DIRECTIVE
Examine the entries and show every line in which the word "populates" is found.
###
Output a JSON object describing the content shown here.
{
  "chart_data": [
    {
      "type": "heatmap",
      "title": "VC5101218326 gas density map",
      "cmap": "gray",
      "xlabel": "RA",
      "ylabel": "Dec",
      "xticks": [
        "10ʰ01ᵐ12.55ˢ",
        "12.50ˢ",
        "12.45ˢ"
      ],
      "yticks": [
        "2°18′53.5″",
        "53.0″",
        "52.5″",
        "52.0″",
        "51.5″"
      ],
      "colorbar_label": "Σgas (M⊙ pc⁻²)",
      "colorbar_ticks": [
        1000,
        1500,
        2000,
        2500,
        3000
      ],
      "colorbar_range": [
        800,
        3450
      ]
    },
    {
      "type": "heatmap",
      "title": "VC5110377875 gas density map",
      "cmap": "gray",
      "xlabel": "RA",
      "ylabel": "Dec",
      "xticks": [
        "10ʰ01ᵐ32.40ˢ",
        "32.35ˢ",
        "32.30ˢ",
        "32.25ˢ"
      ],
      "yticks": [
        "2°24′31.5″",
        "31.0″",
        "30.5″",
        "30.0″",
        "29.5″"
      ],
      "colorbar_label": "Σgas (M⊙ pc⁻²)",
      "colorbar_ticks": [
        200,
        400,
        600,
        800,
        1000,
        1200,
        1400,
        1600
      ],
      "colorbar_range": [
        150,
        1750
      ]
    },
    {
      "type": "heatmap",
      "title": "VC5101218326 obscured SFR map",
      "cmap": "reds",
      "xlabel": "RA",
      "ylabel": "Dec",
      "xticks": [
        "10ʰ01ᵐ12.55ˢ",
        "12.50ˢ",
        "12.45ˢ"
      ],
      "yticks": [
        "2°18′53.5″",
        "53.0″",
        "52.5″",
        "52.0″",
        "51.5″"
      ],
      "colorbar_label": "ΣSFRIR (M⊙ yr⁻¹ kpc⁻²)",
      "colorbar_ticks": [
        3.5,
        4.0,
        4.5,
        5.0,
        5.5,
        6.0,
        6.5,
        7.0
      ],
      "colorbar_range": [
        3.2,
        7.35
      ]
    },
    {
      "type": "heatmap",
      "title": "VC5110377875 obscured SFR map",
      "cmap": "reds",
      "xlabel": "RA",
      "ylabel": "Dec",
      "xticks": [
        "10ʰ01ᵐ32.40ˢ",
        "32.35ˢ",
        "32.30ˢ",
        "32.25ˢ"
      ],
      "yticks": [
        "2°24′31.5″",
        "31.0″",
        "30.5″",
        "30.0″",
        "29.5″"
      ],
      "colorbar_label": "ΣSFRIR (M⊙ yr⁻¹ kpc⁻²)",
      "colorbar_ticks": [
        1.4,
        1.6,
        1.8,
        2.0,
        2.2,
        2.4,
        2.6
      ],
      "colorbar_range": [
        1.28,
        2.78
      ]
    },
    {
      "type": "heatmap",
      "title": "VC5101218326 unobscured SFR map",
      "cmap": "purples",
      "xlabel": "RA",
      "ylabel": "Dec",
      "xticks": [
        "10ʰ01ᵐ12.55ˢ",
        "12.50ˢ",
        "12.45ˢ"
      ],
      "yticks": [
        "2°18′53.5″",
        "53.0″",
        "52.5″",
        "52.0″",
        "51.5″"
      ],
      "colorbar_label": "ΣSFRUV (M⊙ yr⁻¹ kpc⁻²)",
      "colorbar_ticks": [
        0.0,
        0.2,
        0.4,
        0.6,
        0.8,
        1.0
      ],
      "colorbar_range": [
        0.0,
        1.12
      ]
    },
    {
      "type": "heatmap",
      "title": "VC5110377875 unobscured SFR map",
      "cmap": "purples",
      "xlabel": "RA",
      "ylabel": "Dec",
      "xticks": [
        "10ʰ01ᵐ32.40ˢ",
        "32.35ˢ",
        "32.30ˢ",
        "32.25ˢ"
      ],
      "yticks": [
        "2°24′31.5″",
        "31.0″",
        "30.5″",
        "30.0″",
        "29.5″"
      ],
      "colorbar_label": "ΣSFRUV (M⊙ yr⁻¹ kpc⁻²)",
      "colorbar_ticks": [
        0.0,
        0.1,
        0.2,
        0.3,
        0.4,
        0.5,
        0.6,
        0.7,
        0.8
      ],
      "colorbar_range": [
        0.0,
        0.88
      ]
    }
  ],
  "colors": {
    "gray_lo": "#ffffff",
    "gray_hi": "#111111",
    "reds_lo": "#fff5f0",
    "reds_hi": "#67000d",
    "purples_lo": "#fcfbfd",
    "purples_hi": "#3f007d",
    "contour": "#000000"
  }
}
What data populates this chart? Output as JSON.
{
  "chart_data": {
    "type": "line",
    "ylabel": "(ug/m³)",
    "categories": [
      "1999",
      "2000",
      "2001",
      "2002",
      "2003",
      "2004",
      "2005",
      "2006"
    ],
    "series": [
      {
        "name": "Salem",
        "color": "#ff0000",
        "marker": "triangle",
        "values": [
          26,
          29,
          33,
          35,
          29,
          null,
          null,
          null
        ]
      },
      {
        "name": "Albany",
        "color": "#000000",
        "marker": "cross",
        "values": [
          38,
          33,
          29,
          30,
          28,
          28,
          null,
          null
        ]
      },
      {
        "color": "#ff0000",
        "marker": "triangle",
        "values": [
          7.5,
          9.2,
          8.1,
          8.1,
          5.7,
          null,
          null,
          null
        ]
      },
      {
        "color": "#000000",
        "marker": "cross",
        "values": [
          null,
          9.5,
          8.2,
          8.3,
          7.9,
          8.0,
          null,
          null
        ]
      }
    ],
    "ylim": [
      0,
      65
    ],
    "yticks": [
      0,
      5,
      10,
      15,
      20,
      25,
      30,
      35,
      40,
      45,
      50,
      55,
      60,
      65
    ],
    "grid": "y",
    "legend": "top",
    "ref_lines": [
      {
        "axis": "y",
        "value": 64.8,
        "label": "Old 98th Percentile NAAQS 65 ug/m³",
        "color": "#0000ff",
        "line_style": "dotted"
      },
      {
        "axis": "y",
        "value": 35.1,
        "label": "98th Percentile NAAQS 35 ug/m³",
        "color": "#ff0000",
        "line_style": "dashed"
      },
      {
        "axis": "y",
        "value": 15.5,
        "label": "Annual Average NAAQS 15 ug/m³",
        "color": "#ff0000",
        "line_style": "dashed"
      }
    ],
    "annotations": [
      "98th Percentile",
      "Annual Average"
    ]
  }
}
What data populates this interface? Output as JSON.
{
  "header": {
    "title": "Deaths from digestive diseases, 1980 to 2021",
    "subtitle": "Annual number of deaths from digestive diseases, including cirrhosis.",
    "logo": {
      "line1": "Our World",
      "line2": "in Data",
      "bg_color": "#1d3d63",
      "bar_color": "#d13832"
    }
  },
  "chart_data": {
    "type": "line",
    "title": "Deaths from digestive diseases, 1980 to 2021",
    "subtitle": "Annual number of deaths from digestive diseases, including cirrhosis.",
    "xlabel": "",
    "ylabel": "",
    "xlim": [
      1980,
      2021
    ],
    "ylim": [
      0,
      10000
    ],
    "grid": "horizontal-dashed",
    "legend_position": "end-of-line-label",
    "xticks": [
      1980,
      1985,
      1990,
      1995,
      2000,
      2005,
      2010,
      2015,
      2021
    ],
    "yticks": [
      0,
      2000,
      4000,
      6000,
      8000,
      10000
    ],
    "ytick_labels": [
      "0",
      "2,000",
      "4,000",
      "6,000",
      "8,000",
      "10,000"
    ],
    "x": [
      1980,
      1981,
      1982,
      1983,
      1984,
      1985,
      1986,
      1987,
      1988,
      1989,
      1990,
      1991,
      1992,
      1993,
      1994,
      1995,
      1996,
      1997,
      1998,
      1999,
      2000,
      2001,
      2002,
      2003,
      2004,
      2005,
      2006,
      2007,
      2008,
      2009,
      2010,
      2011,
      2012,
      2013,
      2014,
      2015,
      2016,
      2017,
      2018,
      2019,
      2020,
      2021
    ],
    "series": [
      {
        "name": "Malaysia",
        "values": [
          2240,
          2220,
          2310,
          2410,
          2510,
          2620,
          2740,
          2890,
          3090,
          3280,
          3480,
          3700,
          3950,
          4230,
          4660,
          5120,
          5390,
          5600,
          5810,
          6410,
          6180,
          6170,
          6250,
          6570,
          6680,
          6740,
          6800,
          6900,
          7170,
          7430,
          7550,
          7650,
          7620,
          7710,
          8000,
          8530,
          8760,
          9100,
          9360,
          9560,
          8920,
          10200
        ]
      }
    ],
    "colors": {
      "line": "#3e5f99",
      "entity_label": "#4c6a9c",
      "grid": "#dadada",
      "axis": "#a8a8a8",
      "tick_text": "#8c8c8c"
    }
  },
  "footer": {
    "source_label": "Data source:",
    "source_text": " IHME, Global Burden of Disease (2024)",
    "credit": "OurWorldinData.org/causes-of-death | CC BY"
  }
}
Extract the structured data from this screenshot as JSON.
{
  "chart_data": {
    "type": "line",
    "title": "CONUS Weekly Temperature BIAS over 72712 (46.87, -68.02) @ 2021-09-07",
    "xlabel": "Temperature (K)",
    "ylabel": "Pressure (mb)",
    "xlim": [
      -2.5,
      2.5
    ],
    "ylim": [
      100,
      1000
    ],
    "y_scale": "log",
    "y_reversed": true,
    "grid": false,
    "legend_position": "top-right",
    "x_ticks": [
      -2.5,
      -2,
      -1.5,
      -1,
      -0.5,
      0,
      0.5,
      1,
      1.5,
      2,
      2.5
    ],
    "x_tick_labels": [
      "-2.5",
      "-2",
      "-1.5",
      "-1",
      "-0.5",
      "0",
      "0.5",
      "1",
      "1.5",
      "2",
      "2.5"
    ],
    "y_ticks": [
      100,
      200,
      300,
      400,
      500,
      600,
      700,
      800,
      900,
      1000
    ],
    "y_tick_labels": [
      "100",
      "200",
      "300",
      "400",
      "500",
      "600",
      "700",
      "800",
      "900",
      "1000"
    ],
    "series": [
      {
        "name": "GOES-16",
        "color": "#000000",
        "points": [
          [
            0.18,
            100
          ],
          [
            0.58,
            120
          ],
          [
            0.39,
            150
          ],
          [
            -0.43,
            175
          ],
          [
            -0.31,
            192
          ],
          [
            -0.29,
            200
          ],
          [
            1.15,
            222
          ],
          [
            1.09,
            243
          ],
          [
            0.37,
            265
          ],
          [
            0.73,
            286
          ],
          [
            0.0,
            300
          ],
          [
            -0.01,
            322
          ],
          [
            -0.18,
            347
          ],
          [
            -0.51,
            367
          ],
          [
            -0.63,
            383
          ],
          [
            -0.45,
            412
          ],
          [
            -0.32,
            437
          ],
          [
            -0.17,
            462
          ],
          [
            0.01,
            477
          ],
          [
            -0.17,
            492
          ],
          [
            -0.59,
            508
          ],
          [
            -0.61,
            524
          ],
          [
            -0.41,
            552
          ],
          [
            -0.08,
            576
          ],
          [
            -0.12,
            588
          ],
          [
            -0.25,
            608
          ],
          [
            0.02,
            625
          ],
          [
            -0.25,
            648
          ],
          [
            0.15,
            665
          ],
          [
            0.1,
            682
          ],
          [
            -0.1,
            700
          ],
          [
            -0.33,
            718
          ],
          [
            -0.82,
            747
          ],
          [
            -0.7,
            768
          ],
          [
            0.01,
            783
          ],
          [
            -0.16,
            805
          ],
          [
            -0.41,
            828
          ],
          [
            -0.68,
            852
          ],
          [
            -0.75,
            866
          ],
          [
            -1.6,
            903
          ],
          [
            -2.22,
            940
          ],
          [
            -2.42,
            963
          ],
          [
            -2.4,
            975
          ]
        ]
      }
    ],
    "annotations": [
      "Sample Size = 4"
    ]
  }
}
###
TASK RESULT
What data populates this chart? Output as JSON.
What data populates this interface? Output as JSON.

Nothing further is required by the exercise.